WHAT TO PRODUCE =>
Every record below should be written out exactly; pictures stay out.
● ● ● ●
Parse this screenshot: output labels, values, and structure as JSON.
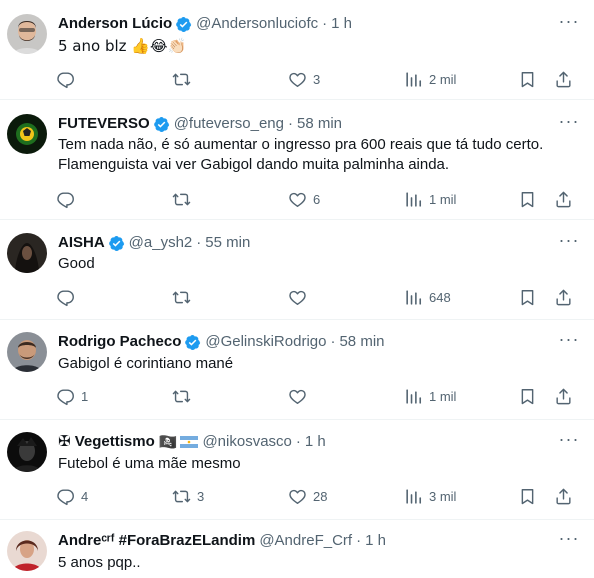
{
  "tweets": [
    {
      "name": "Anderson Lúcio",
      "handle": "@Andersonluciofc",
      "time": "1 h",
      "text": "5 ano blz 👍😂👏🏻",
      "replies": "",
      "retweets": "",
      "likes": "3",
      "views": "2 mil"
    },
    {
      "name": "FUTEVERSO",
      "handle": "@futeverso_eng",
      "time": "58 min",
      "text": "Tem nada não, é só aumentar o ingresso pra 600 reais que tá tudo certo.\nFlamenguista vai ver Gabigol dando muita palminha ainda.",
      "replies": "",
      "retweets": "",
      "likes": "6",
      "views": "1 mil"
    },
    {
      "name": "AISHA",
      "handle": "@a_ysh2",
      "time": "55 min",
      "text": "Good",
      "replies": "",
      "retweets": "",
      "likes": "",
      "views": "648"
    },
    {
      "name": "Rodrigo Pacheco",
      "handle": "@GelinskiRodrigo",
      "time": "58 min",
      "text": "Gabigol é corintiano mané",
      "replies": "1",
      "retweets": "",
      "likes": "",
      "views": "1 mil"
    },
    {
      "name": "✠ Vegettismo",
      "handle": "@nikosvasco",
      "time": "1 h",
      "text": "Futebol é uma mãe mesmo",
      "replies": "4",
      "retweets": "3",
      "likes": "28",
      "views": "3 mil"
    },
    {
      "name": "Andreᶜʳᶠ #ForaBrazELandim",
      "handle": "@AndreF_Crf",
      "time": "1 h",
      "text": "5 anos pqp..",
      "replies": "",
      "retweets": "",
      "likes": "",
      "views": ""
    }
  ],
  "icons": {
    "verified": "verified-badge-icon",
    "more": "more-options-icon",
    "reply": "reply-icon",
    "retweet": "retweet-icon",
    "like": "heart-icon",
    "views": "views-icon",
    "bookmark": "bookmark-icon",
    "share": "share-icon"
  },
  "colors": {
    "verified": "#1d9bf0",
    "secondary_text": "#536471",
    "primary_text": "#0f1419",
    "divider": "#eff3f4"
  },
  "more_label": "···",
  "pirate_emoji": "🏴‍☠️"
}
● ● ● ●
EXERCISE RESPONSE =>
Parse this screenshot: output labels, values, and structure as JSON.
{
  "tweets": [
    {
      "name": "Anderson Lúcio",
      "handle": "@Andersonluciofc",
      "time": "1 h",
      "text": "5 ano blz 👍😂👏🏻",
      "replies": "",
      "retweets": "",
      "likes": "3",
      "views": "2 mil"
    },
    {
      "name": "FUTEVERSO",
      "handle": "@futeverso_eng",
      "time": "58 min",
      "text": "Tem nada não, é só aumentar o ingresso pra 600 reais que tá tudo certo.\nFlamenguista vai ver Gabigol dando muita palminha ainda.",
      "replies": "",
      "retweets": "",
      "likes": "6",
      "views": "1 mil"
    },
    {
      "name": "AISHA",
      "handle": "@a_ysh2",
      "time": "55 min",
      "text": "Good",
      "replies": "",
      "retweets": "",
      "likes": "",
      "views": "648"
    },
    {
      "name": "Rodrigo Pacheco",
      "handle": "@GelinskiRodrigo",
      "time": "58 min",
      "text": "Gabigol é corintiano mané",
      "replies": "1",
      "retweets": "",
      "likes": "",
      "views": "1 mil"
    },
    {
      "name": "✠ Vegettismo",
      "handle": "@nikosvasco",
      "time": "1 h",
      "text": "Futebol é uma mãe mesmo",
      "replies": "4",
      "retweets": "3",
      "likes": "28",
      "views": "3 mil"
    },
    {
      "name": "Andreᶜʳᶠ #ForaBrazELandim",
      "handle": "@AndreF_Crf",
      "time": "1 h",
      "text": "5 anos pqp..",
      "replies": "",
      "retweets": "",
      "likes": "",
      "views": ""
    }
  ],
  "icons": {
    "verified": "verified-badge-icon",
    "more": "more-options-icon",
    "reply": "reply-icon",
    "retweet": "retweet-icon",
    "like": "heart-icon",
    "views": "views-icon",
    "bookmark": "bookmark-icon",
    "share": "share-icon"
  },
  "colors": {
    "verified": "#1d9bf0",
    "secondary_text": "#536471",
    "primary_text": "#0f1419",
    "divider": "#eff3f4"
  },
  "more_label": "···",
  "pirate_emoji": "🏴‍☠️"
}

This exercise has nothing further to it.